## Short problem
Which lines include the word "Antal"? Copy each of them.

________________________

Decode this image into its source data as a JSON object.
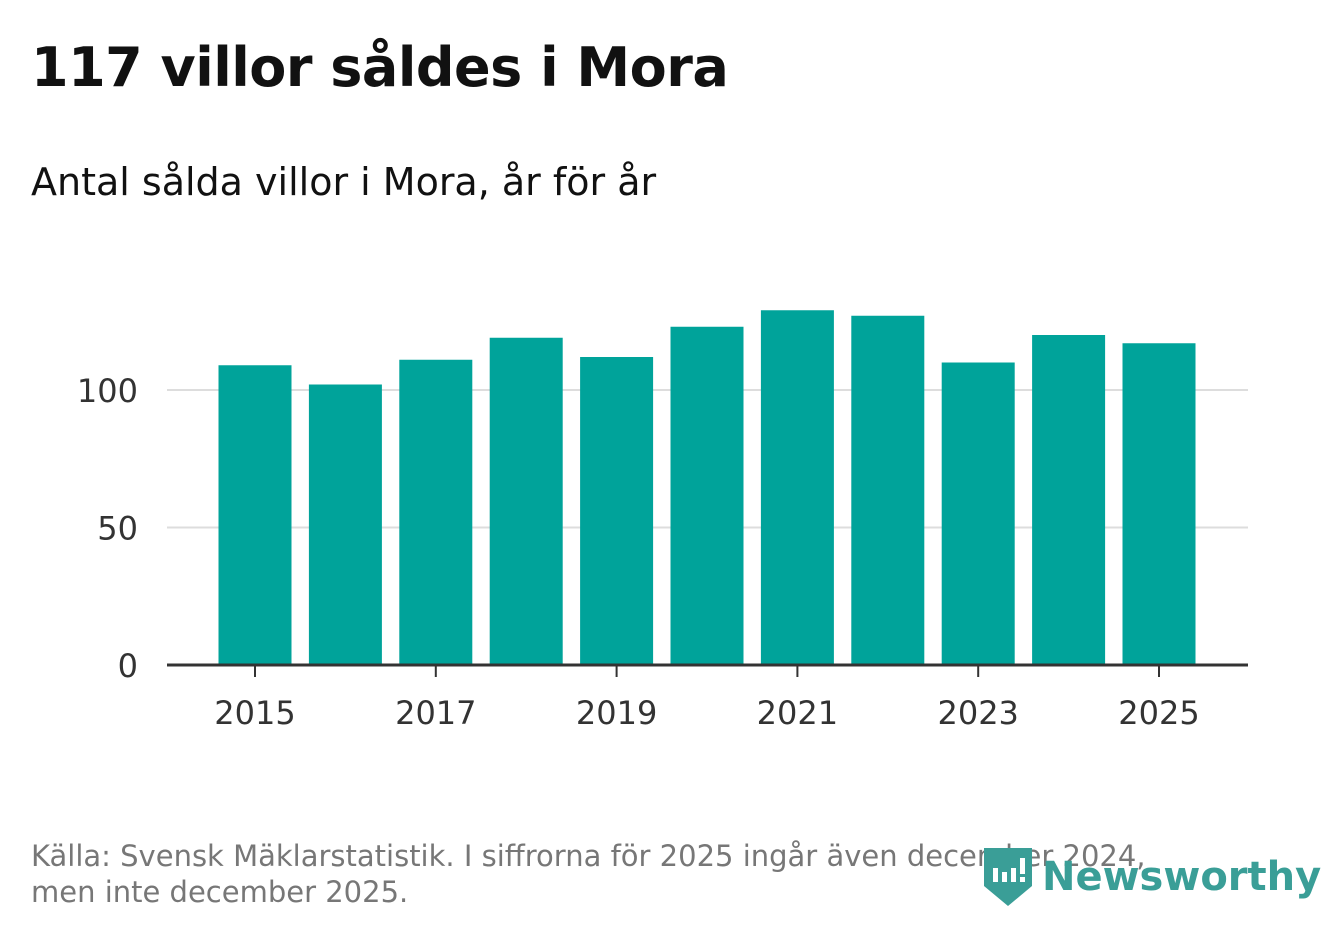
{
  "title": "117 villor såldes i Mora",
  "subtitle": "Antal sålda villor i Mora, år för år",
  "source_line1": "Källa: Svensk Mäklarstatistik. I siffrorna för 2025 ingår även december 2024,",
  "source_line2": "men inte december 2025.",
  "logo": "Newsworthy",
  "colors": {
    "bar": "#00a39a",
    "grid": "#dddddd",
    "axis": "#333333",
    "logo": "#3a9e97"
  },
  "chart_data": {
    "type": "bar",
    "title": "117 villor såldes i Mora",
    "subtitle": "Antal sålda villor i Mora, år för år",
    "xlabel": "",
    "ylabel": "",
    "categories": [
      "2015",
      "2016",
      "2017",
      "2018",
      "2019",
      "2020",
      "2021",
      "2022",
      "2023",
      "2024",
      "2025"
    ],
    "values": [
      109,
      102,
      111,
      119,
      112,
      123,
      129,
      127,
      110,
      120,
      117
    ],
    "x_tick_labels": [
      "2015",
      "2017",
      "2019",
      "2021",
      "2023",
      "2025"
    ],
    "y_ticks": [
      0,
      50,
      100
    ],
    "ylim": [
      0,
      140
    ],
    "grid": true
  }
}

________________________

## Result of the task
  "subtitle": "Antal sålda villor i Mora, år för år",
    "subtitle": "Antal sålda villor i Mora, år för år",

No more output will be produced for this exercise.